**Task goal:** In the message below about a Mailman problem, what does the second Reply-To address become when the e-mail reaches list members?

**Extract:**
****
Hello,
I have an application that populates the Reply-To header and sends the e-mail to the list. Under very specific conditions, Mailman may malform this Reply-To header. What I found out is that the second address must match the pattern "Some Name" <a.b0@example.com>. The e-mail is properly formatted when it gets into Mailman, but when it is sent out to list members, it gets malformed to Some@serverhostname.example.com. Some more info: the first address name is UTF-8 encoded and then "Some Name" wraps into the other line at the middle.
I tried to reproduce it like this: Reply-To: =?utf-8?b?QUFBQUFBQUFBQUFBQUFBQUFBQUFBQUFBQUFBQUFBQUFBQUFBQQo=?= < list@example.org>, "Some Name" <a.b0@example.com>
But the problem is not triggered. The problem seems to only present when I send the mail from the application, and so it would be easy to blame the app, but again when I check the queue files, it seems to send the e-mail correctly. It really seems to be a problem with Mailman, I just can't find the exact conditions to trigger it.
****
**Records supplied:**

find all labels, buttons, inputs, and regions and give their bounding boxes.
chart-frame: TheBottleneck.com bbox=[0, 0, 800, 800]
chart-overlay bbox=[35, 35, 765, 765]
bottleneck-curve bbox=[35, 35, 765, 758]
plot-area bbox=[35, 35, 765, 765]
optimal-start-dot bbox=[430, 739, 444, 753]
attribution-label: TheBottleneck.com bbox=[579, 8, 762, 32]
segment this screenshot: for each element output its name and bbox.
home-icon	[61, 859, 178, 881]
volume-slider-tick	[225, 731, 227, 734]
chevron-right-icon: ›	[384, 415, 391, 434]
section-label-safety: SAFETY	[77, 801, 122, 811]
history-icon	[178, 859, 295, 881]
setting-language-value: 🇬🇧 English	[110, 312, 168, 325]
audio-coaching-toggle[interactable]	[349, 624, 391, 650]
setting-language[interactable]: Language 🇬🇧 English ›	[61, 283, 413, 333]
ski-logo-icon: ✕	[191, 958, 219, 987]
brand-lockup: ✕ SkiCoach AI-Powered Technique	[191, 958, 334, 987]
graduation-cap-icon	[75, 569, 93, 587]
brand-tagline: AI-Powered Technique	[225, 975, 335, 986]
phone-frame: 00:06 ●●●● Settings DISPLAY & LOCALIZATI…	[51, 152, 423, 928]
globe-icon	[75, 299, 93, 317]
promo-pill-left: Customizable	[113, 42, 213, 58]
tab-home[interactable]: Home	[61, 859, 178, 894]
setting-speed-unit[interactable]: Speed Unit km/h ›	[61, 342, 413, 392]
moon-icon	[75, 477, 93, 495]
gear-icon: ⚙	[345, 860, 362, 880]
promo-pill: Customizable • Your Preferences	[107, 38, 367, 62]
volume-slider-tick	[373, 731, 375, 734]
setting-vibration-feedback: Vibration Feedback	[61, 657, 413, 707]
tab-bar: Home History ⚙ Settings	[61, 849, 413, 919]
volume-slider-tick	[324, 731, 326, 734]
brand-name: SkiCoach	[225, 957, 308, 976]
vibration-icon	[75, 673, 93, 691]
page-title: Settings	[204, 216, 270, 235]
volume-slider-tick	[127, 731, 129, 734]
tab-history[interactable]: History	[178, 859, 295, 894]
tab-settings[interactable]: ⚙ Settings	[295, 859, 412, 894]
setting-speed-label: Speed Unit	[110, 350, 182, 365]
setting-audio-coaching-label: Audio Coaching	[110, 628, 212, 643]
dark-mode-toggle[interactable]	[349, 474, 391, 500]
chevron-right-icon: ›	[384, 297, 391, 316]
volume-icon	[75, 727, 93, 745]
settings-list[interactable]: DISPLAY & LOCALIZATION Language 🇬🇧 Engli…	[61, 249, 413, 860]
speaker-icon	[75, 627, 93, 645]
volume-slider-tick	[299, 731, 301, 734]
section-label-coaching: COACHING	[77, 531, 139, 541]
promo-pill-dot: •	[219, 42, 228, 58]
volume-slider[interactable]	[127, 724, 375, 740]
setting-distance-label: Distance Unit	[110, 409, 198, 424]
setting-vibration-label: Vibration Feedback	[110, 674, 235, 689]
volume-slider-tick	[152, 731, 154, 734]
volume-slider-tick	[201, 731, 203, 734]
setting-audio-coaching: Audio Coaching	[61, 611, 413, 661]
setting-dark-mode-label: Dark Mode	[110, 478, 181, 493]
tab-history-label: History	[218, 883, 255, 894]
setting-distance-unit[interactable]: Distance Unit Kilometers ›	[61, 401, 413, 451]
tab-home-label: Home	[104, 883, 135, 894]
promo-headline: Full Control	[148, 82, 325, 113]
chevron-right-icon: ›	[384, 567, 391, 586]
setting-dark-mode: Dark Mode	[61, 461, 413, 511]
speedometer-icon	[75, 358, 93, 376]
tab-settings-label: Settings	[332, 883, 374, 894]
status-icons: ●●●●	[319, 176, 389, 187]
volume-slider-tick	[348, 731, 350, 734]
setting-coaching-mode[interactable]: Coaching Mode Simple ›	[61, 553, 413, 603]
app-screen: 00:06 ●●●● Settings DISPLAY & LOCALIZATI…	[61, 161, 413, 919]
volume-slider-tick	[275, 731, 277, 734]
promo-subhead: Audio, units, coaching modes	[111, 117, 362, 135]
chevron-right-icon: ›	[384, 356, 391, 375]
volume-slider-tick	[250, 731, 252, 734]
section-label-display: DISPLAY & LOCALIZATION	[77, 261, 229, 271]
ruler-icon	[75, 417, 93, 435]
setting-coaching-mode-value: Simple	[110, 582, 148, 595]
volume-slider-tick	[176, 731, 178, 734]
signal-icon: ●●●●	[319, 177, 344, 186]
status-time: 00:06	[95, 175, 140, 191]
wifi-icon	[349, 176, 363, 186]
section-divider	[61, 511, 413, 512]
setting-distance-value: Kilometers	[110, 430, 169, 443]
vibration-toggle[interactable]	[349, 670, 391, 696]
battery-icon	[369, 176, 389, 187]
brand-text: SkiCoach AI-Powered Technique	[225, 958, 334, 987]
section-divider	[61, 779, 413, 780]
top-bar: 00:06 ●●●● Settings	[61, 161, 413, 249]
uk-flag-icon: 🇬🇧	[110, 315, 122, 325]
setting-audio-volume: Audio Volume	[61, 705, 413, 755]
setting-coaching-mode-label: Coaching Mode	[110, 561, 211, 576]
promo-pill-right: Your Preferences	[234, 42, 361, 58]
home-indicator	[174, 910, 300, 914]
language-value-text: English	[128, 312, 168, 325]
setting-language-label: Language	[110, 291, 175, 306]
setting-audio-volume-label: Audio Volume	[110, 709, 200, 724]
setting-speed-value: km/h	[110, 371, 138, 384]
****
**Answer below:** Some@serverhostname.example.com